Show, in full, each line of the data that contains "JSON".
——
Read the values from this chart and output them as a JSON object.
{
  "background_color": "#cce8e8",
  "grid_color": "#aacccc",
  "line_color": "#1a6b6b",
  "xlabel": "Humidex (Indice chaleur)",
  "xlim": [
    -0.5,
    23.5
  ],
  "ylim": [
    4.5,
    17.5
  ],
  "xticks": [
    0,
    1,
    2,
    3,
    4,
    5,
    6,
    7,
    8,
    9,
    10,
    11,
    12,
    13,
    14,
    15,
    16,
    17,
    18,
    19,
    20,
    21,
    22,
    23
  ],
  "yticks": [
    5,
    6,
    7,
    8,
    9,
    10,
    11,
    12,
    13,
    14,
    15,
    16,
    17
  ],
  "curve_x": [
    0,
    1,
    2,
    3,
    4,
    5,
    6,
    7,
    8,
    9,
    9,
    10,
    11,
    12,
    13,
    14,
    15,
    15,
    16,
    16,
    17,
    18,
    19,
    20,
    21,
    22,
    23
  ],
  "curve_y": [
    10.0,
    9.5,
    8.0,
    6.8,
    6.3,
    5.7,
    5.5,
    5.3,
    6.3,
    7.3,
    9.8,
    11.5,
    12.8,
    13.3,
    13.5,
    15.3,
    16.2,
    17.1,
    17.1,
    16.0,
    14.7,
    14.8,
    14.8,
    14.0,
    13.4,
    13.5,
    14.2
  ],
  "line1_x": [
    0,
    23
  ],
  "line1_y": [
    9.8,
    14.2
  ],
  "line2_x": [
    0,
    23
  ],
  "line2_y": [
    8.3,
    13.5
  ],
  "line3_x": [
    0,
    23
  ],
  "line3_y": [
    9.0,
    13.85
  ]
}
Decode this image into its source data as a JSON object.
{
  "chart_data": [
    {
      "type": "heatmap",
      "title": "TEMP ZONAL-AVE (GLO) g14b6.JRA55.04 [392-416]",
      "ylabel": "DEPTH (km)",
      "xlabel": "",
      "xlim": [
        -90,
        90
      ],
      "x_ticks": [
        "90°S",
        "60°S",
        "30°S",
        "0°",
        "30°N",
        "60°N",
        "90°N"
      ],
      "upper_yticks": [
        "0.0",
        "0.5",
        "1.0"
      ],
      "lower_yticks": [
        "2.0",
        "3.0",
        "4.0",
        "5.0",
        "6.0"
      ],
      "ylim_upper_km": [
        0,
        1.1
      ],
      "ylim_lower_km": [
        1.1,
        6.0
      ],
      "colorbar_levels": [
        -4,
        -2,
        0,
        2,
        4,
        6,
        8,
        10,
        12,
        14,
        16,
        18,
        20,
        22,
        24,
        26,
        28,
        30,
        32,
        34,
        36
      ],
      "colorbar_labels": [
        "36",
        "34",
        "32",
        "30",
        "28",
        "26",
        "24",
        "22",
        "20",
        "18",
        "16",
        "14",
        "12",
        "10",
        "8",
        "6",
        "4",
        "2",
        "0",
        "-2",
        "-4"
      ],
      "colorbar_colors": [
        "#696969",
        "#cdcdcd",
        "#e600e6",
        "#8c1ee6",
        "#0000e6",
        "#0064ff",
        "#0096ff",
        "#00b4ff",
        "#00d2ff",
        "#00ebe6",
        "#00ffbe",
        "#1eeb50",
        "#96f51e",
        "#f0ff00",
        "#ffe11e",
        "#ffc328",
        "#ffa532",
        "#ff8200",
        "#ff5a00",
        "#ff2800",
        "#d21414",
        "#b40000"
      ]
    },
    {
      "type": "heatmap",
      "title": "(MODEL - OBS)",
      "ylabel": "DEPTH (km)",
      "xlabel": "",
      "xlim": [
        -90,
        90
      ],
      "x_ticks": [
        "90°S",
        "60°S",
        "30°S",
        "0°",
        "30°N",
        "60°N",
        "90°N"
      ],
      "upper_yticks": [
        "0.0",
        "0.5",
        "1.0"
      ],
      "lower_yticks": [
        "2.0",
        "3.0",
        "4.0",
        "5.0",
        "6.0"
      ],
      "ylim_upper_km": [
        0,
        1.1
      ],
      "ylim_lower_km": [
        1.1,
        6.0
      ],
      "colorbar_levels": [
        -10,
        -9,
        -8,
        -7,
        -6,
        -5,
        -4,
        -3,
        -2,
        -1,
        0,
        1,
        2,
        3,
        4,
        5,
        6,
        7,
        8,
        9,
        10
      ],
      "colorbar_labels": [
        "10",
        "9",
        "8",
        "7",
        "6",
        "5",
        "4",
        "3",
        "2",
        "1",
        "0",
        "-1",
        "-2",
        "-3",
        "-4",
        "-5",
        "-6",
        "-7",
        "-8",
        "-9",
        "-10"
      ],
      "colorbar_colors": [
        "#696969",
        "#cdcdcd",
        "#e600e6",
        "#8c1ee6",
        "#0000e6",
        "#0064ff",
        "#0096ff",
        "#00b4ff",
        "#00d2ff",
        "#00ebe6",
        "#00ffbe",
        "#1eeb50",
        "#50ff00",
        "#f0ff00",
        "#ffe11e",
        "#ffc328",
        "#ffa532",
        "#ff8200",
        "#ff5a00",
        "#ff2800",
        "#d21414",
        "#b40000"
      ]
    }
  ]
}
——
=== Result for this task ===
Read the values from this chart and output them as a JSON object.
Decode this image into its source data as a JSON object.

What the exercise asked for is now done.